▶ **What you are asked to do**: Look through the listing and locate every line containing the word "this"; copy those lines.

▶ **Provided data**:
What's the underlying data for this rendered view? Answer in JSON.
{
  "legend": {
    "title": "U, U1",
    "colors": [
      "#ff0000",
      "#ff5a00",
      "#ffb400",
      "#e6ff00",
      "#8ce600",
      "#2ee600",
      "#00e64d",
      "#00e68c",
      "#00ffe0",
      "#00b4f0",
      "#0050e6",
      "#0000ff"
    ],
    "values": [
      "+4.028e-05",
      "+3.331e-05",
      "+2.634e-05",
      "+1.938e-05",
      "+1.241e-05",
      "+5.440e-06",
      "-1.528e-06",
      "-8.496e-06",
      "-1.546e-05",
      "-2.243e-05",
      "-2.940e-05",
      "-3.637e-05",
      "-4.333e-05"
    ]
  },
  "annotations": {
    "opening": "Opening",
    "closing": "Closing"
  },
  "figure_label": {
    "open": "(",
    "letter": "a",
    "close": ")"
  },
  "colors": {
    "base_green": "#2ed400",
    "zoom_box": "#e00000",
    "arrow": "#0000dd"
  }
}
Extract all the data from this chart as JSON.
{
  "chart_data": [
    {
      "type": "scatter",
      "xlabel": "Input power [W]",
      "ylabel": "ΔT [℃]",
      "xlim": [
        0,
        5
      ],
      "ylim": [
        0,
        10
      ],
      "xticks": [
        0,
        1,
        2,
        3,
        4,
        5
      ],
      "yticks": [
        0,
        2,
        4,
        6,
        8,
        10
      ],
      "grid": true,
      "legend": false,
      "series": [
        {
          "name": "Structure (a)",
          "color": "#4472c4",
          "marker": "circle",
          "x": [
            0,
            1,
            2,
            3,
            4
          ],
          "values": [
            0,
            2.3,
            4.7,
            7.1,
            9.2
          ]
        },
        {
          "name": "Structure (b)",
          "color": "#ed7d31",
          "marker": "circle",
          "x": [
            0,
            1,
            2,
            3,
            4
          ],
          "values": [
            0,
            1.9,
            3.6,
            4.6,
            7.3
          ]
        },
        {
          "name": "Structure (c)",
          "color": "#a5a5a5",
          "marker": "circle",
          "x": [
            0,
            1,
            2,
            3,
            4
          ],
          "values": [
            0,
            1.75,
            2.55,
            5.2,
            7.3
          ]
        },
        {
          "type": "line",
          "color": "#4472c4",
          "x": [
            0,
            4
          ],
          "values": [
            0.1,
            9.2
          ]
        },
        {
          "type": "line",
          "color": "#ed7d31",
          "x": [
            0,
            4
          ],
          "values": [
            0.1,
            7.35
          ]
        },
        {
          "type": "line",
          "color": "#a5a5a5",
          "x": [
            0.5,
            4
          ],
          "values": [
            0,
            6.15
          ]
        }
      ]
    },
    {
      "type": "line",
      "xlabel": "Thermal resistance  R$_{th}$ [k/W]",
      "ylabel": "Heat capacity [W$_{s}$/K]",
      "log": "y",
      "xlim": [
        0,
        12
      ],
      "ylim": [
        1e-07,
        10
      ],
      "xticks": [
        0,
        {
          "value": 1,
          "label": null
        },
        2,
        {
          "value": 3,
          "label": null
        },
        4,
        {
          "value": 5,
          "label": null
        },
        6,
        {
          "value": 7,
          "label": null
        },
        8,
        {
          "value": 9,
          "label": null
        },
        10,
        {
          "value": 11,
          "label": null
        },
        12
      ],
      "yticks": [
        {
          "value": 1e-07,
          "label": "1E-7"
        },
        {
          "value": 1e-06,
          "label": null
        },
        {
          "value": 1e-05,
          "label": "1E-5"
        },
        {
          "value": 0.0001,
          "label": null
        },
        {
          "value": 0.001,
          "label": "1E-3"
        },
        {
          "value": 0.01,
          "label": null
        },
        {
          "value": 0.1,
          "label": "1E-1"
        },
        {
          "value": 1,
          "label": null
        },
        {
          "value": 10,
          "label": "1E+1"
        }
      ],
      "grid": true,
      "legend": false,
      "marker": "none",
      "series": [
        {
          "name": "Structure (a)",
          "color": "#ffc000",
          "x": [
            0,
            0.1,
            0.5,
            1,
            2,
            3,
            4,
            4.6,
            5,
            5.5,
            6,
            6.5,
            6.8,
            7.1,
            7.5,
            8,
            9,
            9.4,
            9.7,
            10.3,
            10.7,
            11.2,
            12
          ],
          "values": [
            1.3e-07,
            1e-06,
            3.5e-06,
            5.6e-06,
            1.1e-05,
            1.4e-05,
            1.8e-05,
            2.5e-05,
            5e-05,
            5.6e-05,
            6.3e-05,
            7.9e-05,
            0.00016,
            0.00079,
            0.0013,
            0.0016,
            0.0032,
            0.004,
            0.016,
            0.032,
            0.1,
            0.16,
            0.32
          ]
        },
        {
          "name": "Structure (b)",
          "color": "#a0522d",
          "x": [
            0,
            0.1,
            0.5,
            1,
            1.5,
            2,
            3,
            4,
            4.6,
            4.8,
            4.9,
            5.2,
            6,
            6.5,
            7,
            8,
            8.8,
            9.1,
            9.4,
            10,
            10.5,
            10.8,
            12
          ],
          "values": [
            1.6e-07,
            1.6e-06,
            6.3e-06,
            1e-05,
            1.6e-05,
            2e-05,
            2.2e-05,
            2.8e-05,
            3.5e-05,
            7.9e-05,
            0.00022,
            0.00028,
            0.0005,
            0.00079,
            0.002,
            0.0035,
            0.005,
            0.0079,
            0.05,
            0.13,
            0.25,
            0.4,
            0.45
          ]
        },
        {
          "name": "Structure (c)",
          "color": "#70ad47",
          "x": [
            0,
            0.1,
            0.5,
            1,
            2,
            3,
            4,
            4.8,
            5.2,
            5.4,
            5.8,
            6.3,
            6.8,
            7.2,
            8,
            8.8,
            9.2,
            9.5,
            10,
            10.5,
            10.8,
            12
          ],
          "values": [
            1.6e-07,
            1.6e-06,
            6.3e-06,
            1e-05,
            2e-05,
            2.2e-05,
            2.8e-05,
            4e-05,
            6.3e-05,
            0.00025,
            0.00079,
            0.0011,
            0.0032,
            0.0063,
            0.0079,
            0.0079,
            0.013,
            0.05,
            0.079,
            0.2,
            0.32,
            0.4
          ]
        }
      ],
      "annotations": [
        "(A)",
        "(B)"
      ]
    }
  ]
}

▶ **Result below**:
What's the underlying data for this rendered view? Answer in JSON.
Extract all the data from this chart as JSON.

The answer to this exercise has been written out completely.